Aim of the exercise: Where does the string "Cookie" appear in the records? Copy every line that contains it.
============================================================
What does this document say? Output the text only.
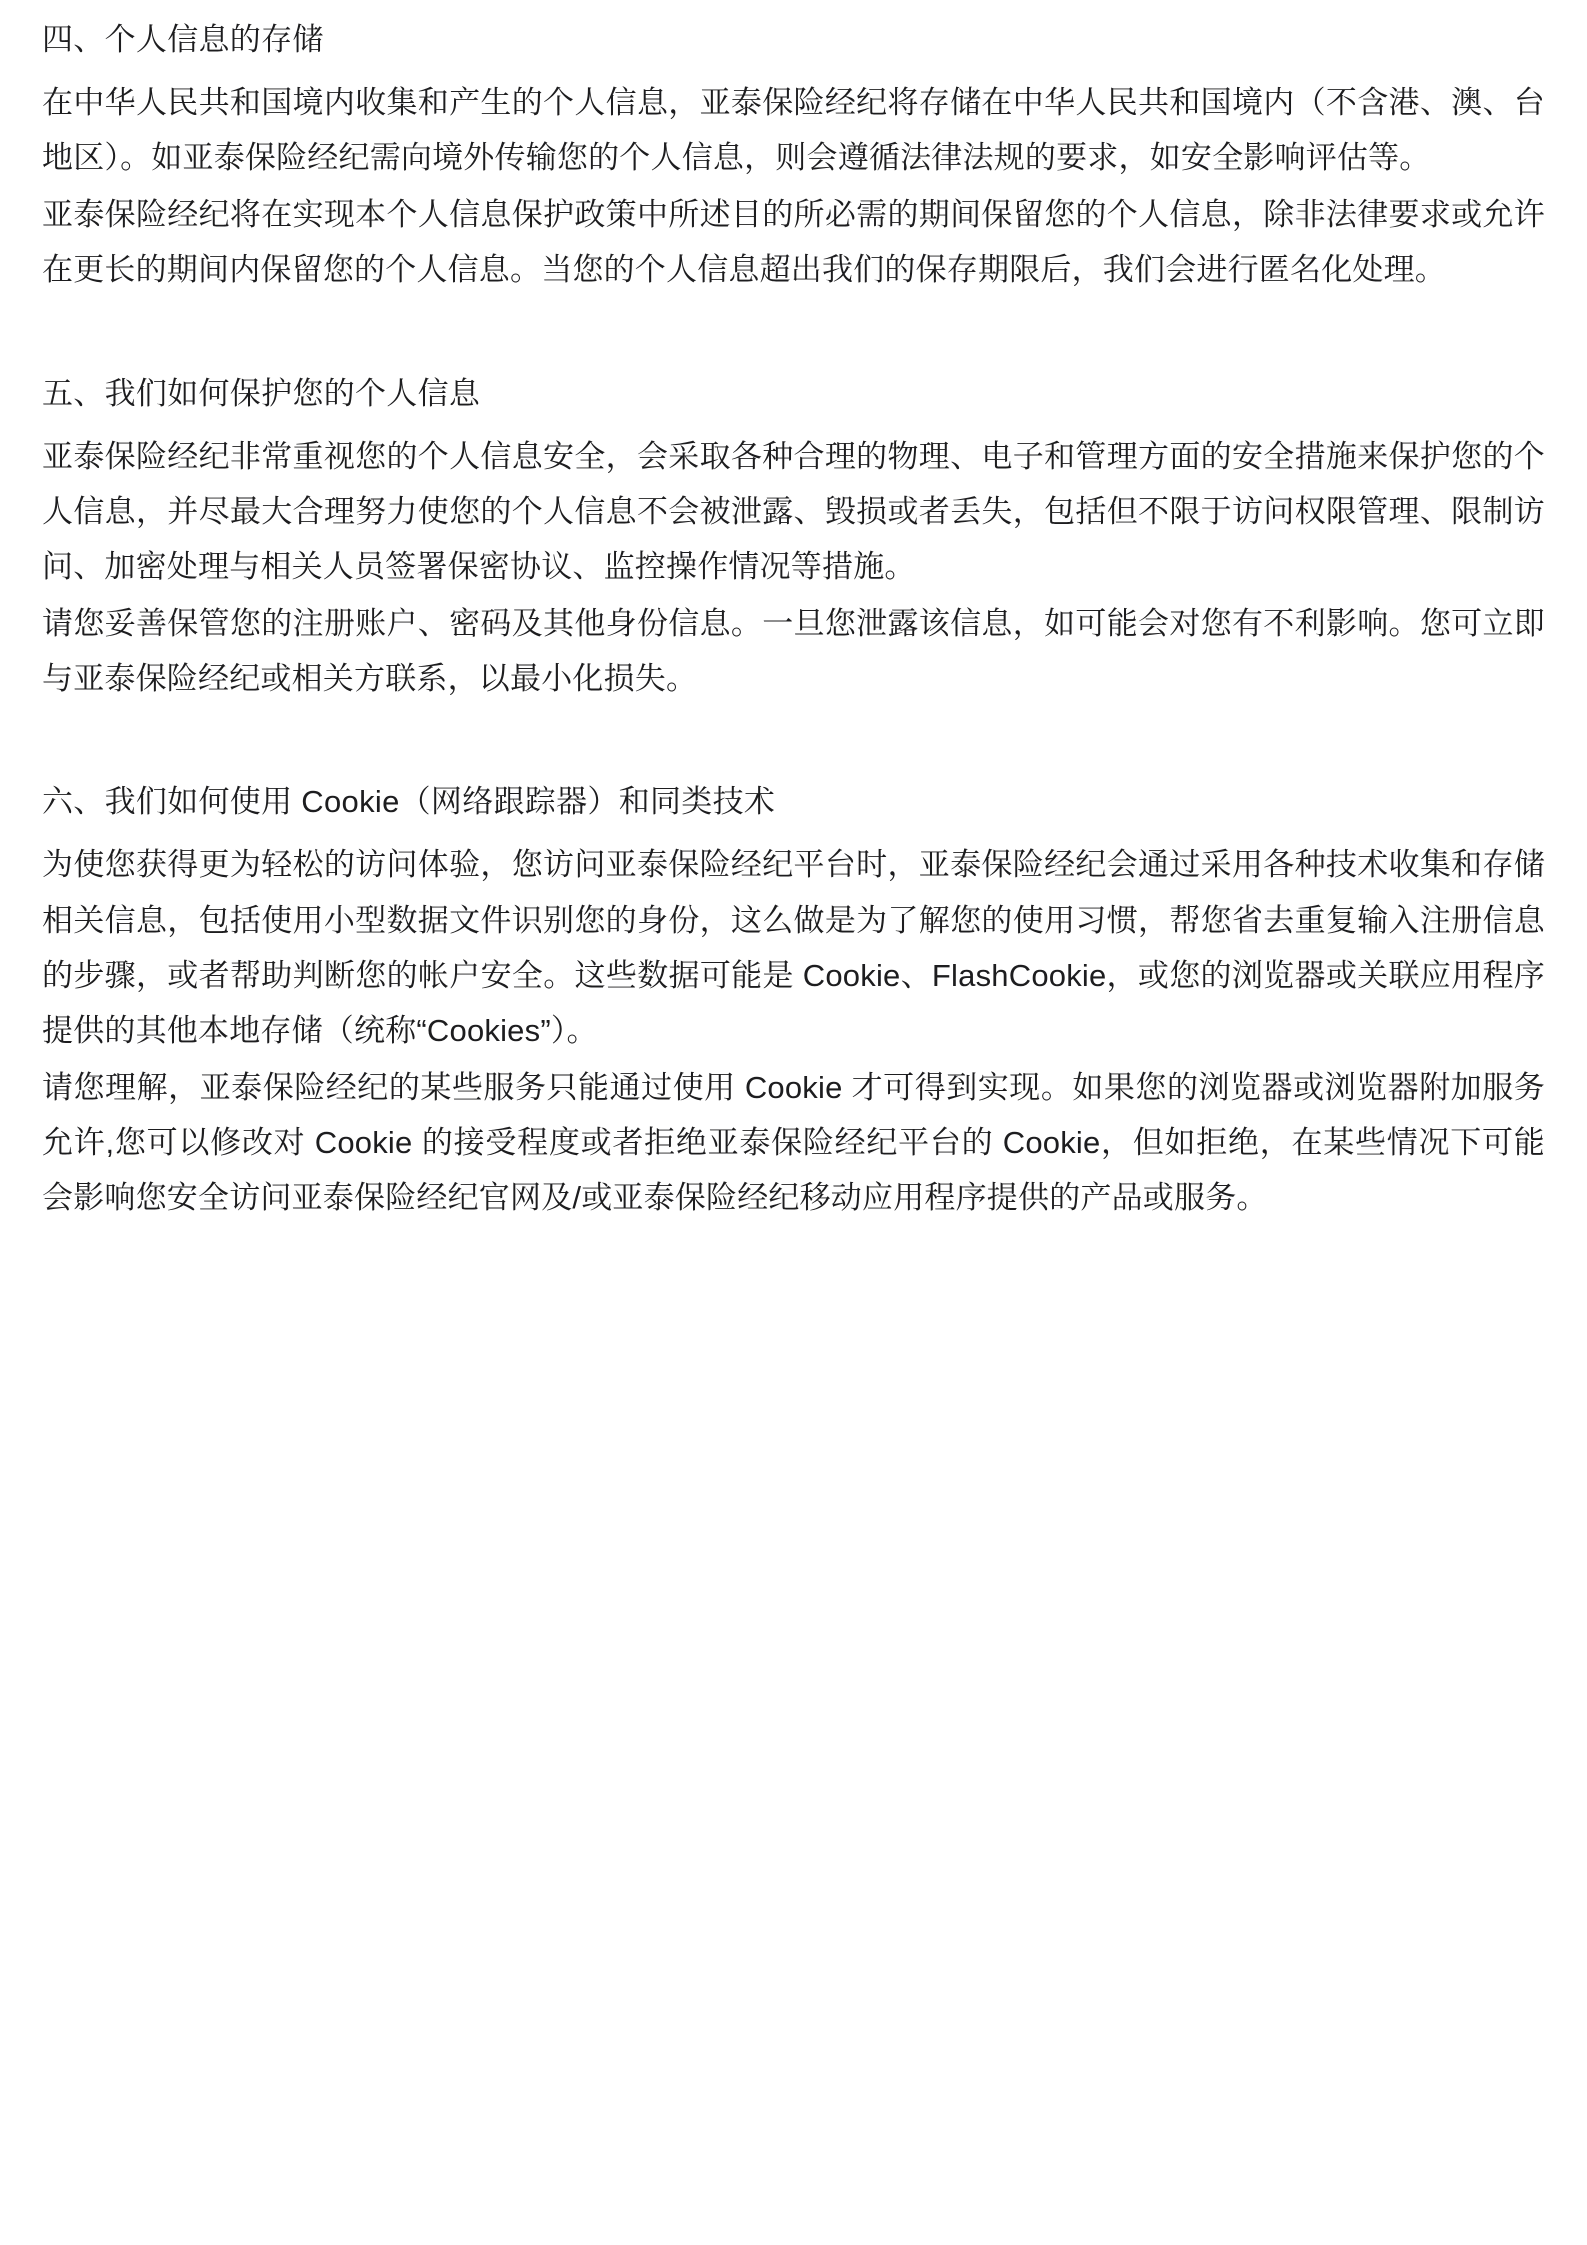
四、个人信息的存储

在中华人民共和国境内收集和产生的个人信息，亚泰保险经纪将存储在中华人民共和国境内（不含港、澳、台地区）。如亚泰保险经纪需向境外传输您的个人信息，则会遵循法律法规的要求，如安全影响评估等。

亚泰保险经纪将在实现本个人信息保护政策中所述目的所必需的期间保留您的个人信息，除非法律要求或允许在更长的期间内保留您的个人信息。当您的个人信息超出我们的保存期限后，我们会进行匿名化处理。

五、我们如何保护您的个人信息

亚泰保险经纪非常重视您的个人信息安全，会采取各种合理的物理、电子和管理方面的安全措施来保护您的个人信息，并尽最大合理努力使您的个人信息不会被泄露、毁损或者丢失，包括但不限于访问权限管理、限制访问、加密处理与相关人员签署保密协议、监控操作情况等措施。

请您妥善保管您的注册账户、密码及其他身份信息。一旦您泄露该信息，如可能会对您有不利影响。您可立即与亚泰保险经纪或相关方联系，以最小化损失。

六、我们如何使用 Cookie（网络跟踪器）和同类技术

为使您获得更为轻松的访问体验，您访问亚泰保险经纪平台时，亚泰保险经纪会通过采用各种技术收集和存储相关信息，包括使用小型数据文件识别您的身份，这么做是为了解您的使用习惯，帮您省去重复输入注册信息的步骤，或者帮助判断您的帐户安全。这些数据可能是 Cookie、FlashCookie，或您的浏览器或关联应用程序提供的其他本地存储（统称“Cookies”）。

请您理解，亚泰保险经纪的某些服务只能通过使用 Cookie 才可得到实现。如果您的浏览器或浏览器附加服务允许,您可以修改对 Cookie 的接受程度或者拒绝亚泰保险经纪平台的 Cookie，但如拒绝，在某些情况下可能会影响您安全访问亚泰保险经纪官网及/或亚泰保险经纪移动应用程序提供的产品或服务。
============================================================
Solved problem:
六、我们如何使用 Cookie（网络跟踪器）和同类技术
为使您获得更为轻松的访问体验，您访问亚泰保险经纪平台时，亚泰保险经纪会通过采用各种技术收集和存储相关信息，包括使用小型数据文件识别您的身份，这么做是为了解您的使用习惯，帮您省去重复输入注册信息的步骤，或者帮助判断您的帐户安全。这些数据可能是 Cookie、FlashCookie，或您的浏览器或关联应用程序提供的其他本地存储（统称“Cookies”）。
请您理解，亚泰保险经纪的某些服务只能通过使用 Cookie 才可得到实现。如果您的浏览器或浏览器附加服务允许,您可以修改对 Cookie 的接受程度或者拒绝亚泰保险经纪平台的 Cookie，但如拒绝，在某些情况下可能会影响您安全访问亚泰保险经纪官网及/或亚泰保险经纪移动应用程序提供的产品或服务。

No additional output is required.